* _Task goal_
Please write out the material that follows, exactly as it stands.

○ ○ ○ ○

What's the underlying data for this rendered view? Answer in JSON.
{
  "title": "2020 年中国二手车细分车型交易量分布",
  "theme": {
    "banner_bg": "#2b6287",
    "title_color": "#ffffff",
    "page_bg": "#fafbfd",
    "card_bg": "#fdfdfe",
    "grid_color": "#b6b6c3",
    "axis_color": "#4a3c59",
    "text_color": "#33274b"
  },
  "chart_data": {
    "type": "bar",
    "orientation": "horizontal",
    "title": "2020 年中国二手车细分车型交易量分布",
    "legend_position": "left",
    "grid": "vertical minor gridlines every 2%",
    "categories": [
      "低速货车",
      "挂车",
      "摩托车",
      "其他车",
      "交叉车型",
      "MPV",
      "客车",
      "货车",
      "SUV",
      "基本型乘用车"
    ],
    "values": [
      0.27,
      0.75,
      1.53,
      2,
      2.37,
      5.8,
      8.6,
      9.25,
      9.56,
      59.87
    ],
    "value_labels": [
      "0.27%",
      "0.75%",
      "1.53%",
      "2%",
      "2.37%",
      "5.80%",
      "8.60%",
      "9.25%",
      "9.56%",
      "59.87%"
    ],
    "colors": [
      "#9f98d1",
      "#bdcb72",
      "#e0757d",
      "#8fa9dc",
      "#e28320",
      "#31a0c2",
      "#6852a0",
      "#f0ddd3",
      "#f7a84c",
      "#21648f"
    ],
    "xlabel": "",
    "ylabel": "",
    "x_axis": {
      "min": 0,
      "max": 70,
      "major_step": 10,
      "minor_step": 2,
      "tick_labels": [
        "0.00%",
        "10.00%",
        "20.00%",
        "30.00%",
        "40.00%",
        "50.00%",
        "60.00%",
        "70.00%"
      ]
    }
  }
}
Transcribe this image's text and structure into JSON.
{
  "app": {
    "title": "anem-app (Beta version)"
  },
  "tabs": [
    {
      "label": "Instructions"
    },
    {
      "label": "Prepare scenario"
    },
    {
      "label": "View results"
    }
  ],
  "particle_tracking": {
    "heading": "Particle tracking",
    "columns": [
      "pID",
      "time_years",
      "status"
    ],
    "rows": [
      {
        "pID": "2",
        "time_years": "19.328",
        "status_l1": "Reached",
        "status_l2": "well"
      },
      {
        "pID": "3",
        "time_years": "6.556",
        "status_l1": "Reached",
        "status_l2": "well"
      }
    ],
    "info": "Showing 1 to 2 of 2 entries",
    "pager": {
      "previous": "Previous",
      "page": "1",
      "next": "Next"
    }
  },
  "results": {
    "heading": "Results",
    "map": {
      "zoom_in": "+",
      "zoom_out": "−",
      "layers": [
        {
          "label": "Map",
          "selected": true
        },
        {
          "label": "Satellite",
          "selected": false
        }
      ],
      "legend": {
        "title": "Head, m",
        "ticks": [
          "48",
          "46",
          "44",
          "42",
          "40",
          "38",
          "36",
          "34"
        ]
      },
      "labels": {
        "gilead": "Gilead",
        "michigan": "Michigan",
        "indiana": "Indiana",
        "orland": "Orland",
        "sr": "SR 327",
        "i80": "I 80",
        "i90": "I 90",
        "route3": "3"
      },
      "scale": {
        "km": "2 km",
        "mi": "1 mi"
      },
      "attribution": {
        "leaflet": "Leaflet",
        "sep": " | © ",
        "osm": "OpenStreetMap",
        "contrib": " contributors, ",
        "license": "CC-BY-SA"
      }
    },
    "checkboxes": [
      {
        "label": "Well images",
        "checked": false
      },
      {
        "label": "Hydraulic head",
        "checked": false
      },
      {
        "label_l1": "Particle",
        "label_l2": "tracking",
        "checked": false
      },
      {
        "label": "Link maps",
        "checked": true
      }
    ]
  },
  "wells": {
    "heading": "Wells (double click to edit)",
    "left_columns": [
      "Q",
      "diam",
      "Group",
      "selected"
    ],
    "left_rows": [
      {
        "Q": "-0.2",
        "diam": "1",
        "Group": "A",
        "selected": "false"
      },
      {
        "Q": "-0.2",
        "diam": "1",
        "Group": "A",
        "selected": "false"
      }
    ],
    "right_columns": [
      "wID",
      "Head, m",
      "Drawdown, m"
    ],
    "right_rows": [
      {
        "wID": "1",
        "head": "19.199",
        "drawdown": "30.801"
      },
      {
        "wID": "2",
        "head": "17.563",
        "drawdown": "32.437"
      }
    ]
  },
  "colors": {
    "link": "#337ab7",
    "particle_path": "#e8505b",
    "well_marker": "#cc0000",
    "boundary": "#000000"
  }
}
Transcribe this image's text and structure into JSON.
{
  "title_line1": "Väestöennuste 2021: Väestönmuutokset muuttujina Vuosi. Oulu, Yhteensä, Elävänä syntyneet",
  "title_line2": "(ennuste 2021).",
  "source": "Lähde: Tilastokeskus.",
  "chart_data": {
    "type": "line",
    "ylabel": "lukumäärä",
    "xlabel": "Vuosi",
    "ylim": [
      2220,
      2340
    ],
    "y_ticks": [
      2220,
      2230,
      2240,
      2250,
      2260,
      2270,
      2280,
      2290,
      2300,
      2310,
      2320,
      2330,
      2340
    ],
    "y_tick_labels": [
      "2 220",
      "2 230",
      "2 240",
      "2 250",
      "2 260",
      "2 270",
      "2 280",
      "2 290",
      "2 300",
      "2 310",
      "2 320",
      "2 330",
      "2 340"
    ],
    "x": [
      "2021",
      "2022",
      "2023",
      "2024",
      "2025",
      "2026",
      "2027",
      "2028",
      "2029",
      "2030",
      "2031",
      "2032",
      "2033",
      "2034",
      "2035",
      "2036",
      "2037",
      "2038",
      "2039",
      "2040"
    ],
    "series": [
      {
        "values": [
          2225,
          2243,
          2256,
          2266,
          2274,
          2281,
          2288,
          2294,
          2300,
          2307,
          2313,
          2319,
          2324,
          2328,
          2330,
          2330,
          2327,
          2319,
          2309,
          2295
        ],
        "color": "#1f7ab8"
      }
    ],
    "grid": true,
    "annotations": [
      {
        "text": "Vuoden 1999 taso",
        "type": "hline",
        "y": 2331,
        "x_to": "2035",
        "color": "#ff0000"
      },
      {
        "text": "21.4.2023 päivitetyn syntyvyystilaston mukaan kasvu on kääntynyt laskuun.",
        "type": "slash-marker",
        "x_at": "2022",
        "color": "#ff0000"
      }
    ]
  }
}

○ ○ ○ ○

* _Answer_
What's the underlying data for this rendered view? Answer in JSON.
{
  "title": "2020 年中国二手车细分车型交易量分布",
  "theme": {
    "banner_bg": "#2b6287",
    "title_color": "#ffffff",
    "page_bg": "#fafbfd",
    "card_bg": "#fdfdfe",
    "grid_color": "#b6b6c3",
    "axis_color": "#4a3c59",
    "text_color": "#33274b"
  },
  "chart_data": {
    "type": "bar",
    "orientation": "horizontal",
    "title": "2020 年中国二手车细分车型交易量分布",
    "legend_position": "left",
    "grid": "vertical minor gridlines every 2%",
    "categories": [
      "低速货车",
      "挂车",
      "摩托车",
      "其他车",
      "交叉车型",
      "MPV",
      "客车",
      "货车",
      "SUV",
      "基本型乘用车"
    ],
    "values": [
      0.27,
      0.75,
      1.53,
      2,
      2.37,
      5.8,
      8.6,
      9.25,
      9.56,
      59.87
    ],
    "value_labels": [
      "0.27%",
      "0.75%",
      "1.53%",
      "2%",
      "2.37%",
      "5.80%",
      "8.60%",
      "9.25%",
      "9.56%",
      "59.87%"
    ],
    "colors": [
      "#9f98d1",
      "#bdcb72",
      "#e0757d",
      "#8fa9dc",
      "#e28320",
      "#31a0c2",
      "#6852a0",
      "#f0ddd3",
      "#f7a84c",
      "#21648f"
    ],
    "xlabel": "",
    "ylabel": "",
    "x_axis": {
      "min": 0,
      "max": 70,
      "major_step": 10,
      "minor_step": 2,
      "tick_labels": [
        "0.00%",
        "10.00%",
        "20.00%",
        "30.00%",
        "40.00%",
        "50.00%",
        "60.00%",
        "70.00%"
      ]
    }
  }
}
Transcribe this image's text and structure into JSON.
{
  "app": {
    "title": "anem-app (Beta version)"
  },
  "tabs": [
    {
      "label": "Instructions"
    },
    {
      "label": "Prepare scenario"
    },
    {
      "label": "View results"
    }
  ],
  "particle_tracking": {
    "heading": "Particle tracking",
    "columns": [
      "pID",
      "time_years",
      "status"
    ],
    "rows": [
      {
        "pID": "2",
        "time_years": "19.328",
        "status_l1": "Reached",
        "status_l2": "well"
      },
      {
        "pID": "3",
        "time_years": "6.556",
        "status_l1": "Reached",
        "status_l2": "well"
      }
    ],
    "info": "Showing 1 to 2 of 2 entries",
    "pager": {
      "previous": "Previous",
      "page": "1",
      "next": "Next"
    }
  },
  "results": {
    "heading": "Results",
    "map": {
      "zoom_in": "+",
      "zoom_out": "−",
      "layers": [
        {
          "label": "Map",
          "selected": true
        },
        {
          "label": "Satellite",
          "selected": false
        }
      ],
      "legend": {
        "title": "Head, m",
        "ticks": [
          "48",
          "46",
          "44",
          "42",
          "40",
          "38",
          "36",
          "34"
        ]
      },
      "labels": {
        "gilead": "Gilead",
        "michigan": "Michigan",
        "indiana": "Indiana",
        "orland": "Orland",
        "sr": "SR 327",
        "i80": "I 80",
        "i90": "I 90",
        "route3": "3"
      },
      "scale": {
        "km": "2 km",
        "mi": "1 mi"
      },
      "attribution": {
        "leaflet": "Leaflet",
        "sep": " | © ",
        "osm": "OpenStreetMap",
        "contrib": " contributors, ",
        "license": "CC-BY-SA"
      }
    },
    "checkboxes": [
      {
        "label": "Well images",
        "checked": false
      },
      {
        "label": "Hydraulic head",
        "checked": false
      },
      {
        "label_l1": "Particle",
        "label_l2": "tracking",
        "checked": false
      },
      {
        "label": "Link maps",
        "checked": true
      }
    ]
  },
  "wells": {
    "heading": "Wells (double click to edit)",
    "left_columns": [
      "Q",
      "diam",
      "Group",
      "selected"
    ],
    "left_rows": [
      {
        "Q": "-0.2",
        "diam": "1",
        "Group": "A",
        "selected": "false"
      },
      {
        "Q": "-0.2",
        "diam": "1",
        "Group": "A",
        "selected": "false"
      }
    ],
    "right_columns": [
      "wID",
      "Head, m",
      "Drawdown, m"
    ],
    "right_rows": [
      {
        "wID": "1",
        "head": "19.199",
        "drawdown": "30.801"
      },
      {
        "wID": "2",
        "head": "17.563",
        "drawdown": "32.437"
      }
    ]
  },
  "colors": {
    "link": "#337ab7",
    "particle_path": "#e8505b",
    "well_marker": "#cc0000",
    "boundary": "#000000"
  }
}
Transcribe this image's text and structure into JSON.
{
  "title_line1": "Väestöennuste 2021: Väestönmuutokset muuttujina Vuosi. Oulu, Yhteensä, Elävänä syntyneet",
  "title_line2": "(ennuste 2021).",
  "source": "Lähde: Tilastokeskus.",
  "chart_data": {
    "type": "line",
    "ylabel": "lukumäärä",
    "xlabel": "Vuosi",
    "ylim": [
      2220,
      2340
    ],
    "y_ticks": [
      2220,
      2230,
      2240,
      2250,
      2260,
      2270,
      2280,
      2290,
      2300,
      2310,
      2320,
      2330,
      2340
    ],
    "y_tick_labels": [
      "2 220",
      "2 230",
      "2 240",
      "2 250",
      "2 260",
      "2 270",
      "2 280",
      "2 290",
      "2 300",
      "2 310",
      "2 320",
      "2 330",
      "2 340"
    ],
    "x": [
      "2021",
      "2022",
      "2023",
      "2024",
      "2025",
      "2026",
      "2027",
      "2028",
      "2029",
      "2030",
      "2031",
      "2032",
      "2033",
      "2034",
      "2035",
      "2036",
      "2037",
      "2038",
      "2039",
      "2040"
    ],
    "series": [
      {
        "values": [
          2225,
          2243,
          2256,
          2266,
          2274,
          2281,
          2288,
          2294,
          2300,
          2307,
          2313,
          2319,
          2324,
          2328,
          2330,
          2330,
          2327,
          2319,
          2309,
          2295
        ],
        "color": "#1f7ab8"
      }
    ],
    "grid": true,
    "annotations": [
      {
        "text": "Vuoden 1999 taso",
        "type": "hline",
        "y": 2331,
        "x_to": "2035",
        "color": "#ff0000"
      },
      {
        "text": "21.4.2023 päivitetyn syntyvyystilaston mukaan kasvu on kääntynyt laskuun.",
        "type": "slash-marker",
        "x_at": "2022",
        "color": "#ff0000"
      }
    ]
  }
}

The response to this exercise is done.